Which lines below contain the string "close"? Extract each of them in full.

### LISTED RECORDS
####################
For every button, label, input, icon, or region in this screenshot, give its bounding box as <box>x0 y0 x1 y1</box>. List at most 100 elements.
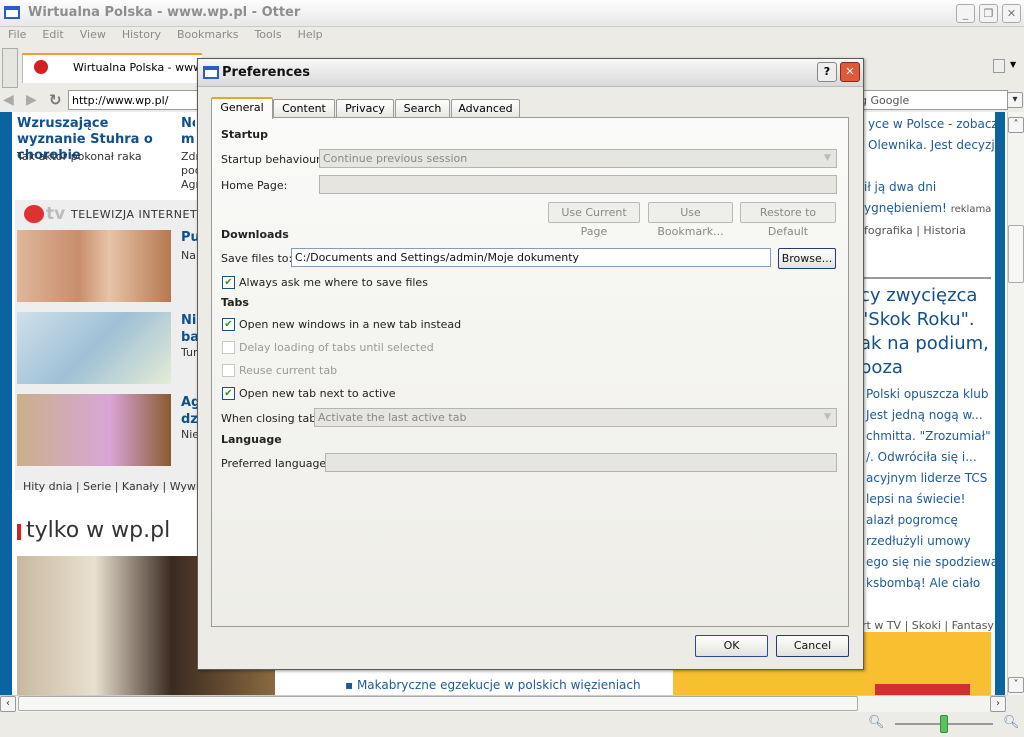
menu-help[interactable]: Help <box>290 27 331 42</box>
news-link[interactable]: ksbombą! Ale ciało <box>866 573 1002 594</box>
use-bookmark-button[interactable]: Use Bookmark... <box>648 202 733 238</box>
news-link[interactable]: Jest jedną nogą w... <box>866 405 1002 426</box>
preferred-language-input[interactable] <box>325 453 837 472</box>
tab-advanced[interactable]: Advanced <box>451 99 520 118</box>
news-link[interactable]: lepsi na świecie! <box>866 489 1002 510</box>
close-button[interactable]: ✕ <box>1002 4 1021 23</box>
restore-default-button[interactable]: Restore to Default <box>740 202 836 238</box>
browser-tab[interactable]: Wirtualna Polska - www.wp.pl <box>22 53 234 83</box>
tv-link[interactable]: Serie <box>83 480 111 493</box>
tab-privacy[interactable]: Privacy <box>336 99 394 118</box>
tv-item-title[interactable]: Ag dz <box>181 394 197 428</box>
always-ask-checkbox[interactable]: ✔ <box>222 276 235 289</box>
tv-item-title[interactable]: Nie ba <box>181 312 197 346</box>
zoom-in-icon[interactable]: 🔍︎ <box>1003 715 1020 730</box>
tv-link[interactable]: Kanały <box>122 480 159 493</box>
main-headline[interactable]: cy zwycięzca "Skok Roku". ak na podium, poz… <box>860 284 989 380</box>
tab-search[interactable]: Search <box>395 99 450 118</box>
open-new-windows-checkbox[interactable]: ✔ <box>222 318 235 331</box>
tv-thumbnail[interactable] <box>17 312 171 384</box>
tv-link[interactable]: Wywiad <box>170 480 197 493</box>
news-link[interactable]: ygnębieniem! reklama <box>864 201 991 215</box>
search-input[interactable]: g Google <box>855 90 1008 110</box>
sport-link[interactable]: Skoki <box>912 619 941 632</box>
open-next-to-active-checkbox[interactable]: ✔ <box>222 387 235 400</box>
ok-button[interactable]: OK <box>695 635 768 657</box>
forward-icon[interactable]: ▶ <box>26 92 37 108</box>
language-heading: Language <box>221 433 282 446</box>
zoom-slider-thumb[interactable] <box>940 715 948 733</box>
home-page-label: Home Page: <box>221 179 288 192</box>
news-link[interactable]: chmitta. "Zrozumiał" <box>866 426 1002 447</box>
scroll-thumb[interactable] <box>1008 225 1024 283</box>
wp-tv-logo <box>24 205 44 223</box>
save-files-label: Save files to: <box>221 252 293 265</box>
news-link[interactable]: Olewnika. Jest decyzja <box>868 138 1002 152</box>
zoom-out-icon[interactable]: 🔍︎ <box>868 715 885 730</box>
tab-content[interactable]: Content <box>273 99 335 118</box>
dialog-close-button[interactable]: ✕ <box>840 62 860 82</box>
preferences-dialog: Preferences ? ✕ General Content Privacy … <box>197 58 864 670</box>
reload-icon[interactable]: ↻ <box>49 91 62 109</box>
delay-loading-checkbox[interactable] <box>222 341 235 354</box>
tab-general[interactable]: General <box>211 97 273 119</box>
menu-edit[interactable]: Edit <box>34 27 71 42</box>
menu-file[interactable]: File <box>0 27 34 42</box>
back-icon[interactable]: ◀ <box>3 92 14 108</box>
reuse-current-tab-checkbox[interactable] <box>222 364 235 377</box>
news-link[interactable]: yce w Polsce - zobacz <box>868 117 998 131</box>
dialog-title: Preferences <box>222 65 310 80</box>
chevron-down-icon: ▼ <box>824 153 831 163</box>
hscroll-thumb[interactable] <box>18 696 858 711</box>
search-engine-dropdown[interactable]: ▾ <box>1007 92 1023 108</box>
help-button[interactable]: ? <box>817 62 837 82</box>
tv-link[interactable]: Hity dnia <box>23 480 72 493</box>
save-files-input[interactable]: C:/Documents and Settings/admin/Moje dok… <box>291 248 771 267</box>
horizontal-scrollbar[interactable]: ‹ › <box>0 695 1007 712</box>
news-link[interactable]: ił ją dwa dni <box>864 180 936 194</box>
info-link[interactable]: fografika <box>864 224 913 237</box>
news-link[interactable]: alazł pogromcę <box>866 510 1002 531</box>
tv-thumbnail[interactable] <box>17 230 171 302</box>
startup-behaviour-label: Startup behaviour: <box>221 153 325 166</box>
news-link[interactable]: Polski opuszcza klub <box>866 384 1002 405</box>
startup-heading: Startup <box>221 128 268 141</box>
sport-link[interactable]: rt w TV <box>862 619 901 632</box>
dialog-titlebar: Preferences ? ✕ <box>198 59 863 87</box>
news-link[interactable]: /. Odwróciła się i... <box>866 447 1002 468</box>
news-link[interactable]: acyjnym liderze TCS <box>866 468 1002 489</box>
sport-link[interactable]: Fantasy <box>952 619 994 632</box>
headline-link-2[interactable]: No mi <box>181 116 195 148</box>
menu-view[interactable]: View <box>72 27 114 42</box>
scroll-left-button[interactable]: ‹ <box>0 696 16 712</box>
tv-item-text: Nie <box>181 428 197 441</box>
headline-subtitle: Tak aktor pokonał raka <box>17 150 142 163</box>
menu-bookmarks[interactable]: Bookmarks <box>169 27 246 42</box>
use-current-page-button[interactable]: Use Current Page <box>548 202 640 238</box>
minimize-button[interactable]: _ <box>956 4 975 23</box>
scroll-down-button[interactable]: ˅ <box>1008 677 1024 693</box>
sidebar-toggle[interactable] <box>2 48 18 88</box>
article-link[interactable]: ▪ Makabryczne egzekucje w polskich więzi… <box>345 678 641 692</box>
closing-tab-label: When closing tab: <box>221 412 320 425</box>
menu-history[interactable]: History <box>114 27 169 42</box>
tv-item-title[interactable]: Pu <box>181 230 197 245</box>
chevron-down-icon[interactable]: ▼ <box>1010 60 1016 69</box>
info-link[interactable]: Historia <box>923 224 965 237</box>
startup-behaviour-select[interactable]: Continue previous session ▼ <box>319 149 837 168</box>
vertical-scrollbar[interactable]: ˄ ˅ <box>1007 112 1024 695</box>
tv-logo-text: tv <box>46 204 66 224</box>
scroll-right-button[interactable]: › <box>990 696 1006 712</box>
tv-thumbnail[interactable] <box>17 394 171 466</box>
maximize-button[interactable]: ❐ <box>979 4 998 23</box>
menu-tools[interactable]: Tools <box>246 27 289 42</box>
news-link[interactable]: rzedłużyli umowy <box>866 531 1002 552</box>
trash-icon[interactable] <box>993 59 1005 73</box>
scroll-up-button[interactable]: ˄ <box>1008 117 1024 133</box>
news-link[interactable]: ego się nie spodziewał <box>866 552 1002 573</box>
browse-button[interactable]: Browse... <box>778 248 836 269</box>
address-bar[interactable]: http://www.wp.pl/ <box>68 90 198 110</box>
home-page-input[interactable] <box>319 175 837 194</box>
closing-tab-select[interactable]: Activate the last active tab ▼ <box>314 408 837 427</box>
cancel-button[interactable]: Cancel <box>776 635 849 657</box>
####################
### FINISHED EXERCISE
close-button[interactable]: ✕ <box>1002 4 1021 23</box>
dialog-close-button[interactable]: ✕ <box>840 62 860 82</box>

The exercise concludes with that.